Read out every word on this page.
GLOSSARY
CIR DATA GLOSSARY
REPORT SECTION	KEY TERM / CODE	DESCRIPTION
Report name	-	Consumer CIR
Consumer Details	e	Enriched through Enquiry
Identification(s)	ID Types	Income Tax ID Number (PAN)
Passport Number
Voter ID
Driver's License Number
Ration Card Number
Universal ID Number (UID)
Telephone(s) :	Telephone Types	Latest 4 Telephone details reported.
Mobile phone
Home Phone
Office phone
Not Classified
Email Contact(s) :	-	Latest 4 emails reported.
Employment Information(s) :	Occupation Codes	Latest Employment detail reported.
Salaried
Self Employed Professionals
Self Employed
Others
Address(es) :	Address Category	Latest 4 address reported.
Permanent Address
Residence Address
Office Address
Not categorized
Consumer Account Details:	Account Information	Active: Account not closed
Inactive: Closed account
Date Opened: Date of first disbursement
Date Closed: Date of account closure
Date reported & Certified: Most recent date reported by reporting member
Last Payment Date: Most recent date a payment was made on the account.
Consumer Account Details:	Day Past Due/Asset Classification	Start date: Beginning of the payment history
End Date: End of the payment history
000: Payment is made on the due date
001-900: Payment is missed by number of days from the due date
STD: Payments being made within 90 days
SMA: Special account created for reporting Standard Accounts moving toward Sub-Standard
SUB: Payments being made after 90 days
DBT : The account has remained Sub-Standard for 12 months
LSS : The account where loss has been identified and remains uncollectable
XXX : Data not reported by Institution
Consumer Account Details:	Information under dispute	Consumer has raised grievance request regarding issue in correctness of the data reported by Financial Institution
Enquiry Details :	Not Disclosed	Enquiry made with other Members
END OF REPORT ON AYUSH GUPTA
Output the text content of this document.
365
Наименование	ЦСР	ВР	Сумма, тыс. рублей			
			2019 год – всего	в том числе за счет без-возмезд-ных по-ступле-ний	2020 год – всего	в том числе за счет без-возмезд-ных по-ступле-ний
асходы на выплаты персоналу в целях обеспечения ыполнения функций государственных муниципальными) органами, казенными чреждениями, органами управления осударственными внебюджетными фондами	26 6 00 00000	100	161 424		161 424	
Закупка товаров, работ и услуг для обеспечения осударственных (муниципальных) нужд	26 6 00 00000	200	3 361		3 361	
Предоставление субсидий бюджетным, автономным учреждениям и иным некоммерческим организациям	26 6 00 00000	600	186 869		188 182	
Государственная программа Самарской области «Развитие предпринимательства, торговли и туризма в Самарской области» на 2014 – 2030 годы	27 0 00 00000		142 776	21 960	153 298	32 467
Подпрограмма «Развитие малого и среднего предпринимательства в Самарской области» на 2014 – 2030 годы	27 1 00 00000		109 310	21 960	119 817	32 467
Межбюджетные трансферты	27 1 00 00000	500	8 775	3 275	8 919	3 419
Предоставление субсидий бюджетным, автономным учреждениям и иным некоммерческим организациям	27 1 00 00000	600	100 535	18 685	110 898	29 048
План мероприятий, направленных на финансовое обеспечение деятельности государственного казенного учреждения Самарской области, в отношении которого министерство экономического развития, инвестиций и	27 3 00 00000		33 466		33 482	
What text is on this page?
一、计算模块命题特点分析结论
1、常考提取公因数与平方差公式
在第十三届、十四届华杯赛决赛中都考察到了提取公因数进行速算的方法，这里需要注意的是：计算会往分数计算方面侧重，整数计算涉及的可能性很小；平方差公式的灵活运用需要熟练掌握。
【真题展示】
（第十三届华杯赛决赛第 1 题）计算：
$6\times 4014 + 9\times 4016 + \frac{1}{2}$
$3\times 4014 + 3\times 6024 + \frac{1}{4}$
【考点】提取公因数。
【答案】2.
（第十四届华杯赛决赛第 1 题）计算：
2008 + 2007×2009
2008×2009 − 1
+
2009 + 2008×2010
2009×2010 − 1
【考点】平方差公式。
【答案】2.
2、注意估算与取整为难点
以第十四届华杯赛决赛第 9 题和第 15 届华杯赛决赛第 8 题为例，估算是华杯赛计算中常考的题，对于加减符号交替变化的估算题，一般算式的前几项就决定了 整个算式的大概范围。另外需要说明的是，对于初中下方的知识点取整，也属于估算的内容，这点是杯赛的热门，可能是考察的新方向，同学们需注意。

**WORK REQUIRED**
In the material above, how many lines hold the word "this"? Say only the number.

**COMPLETED TASK**
3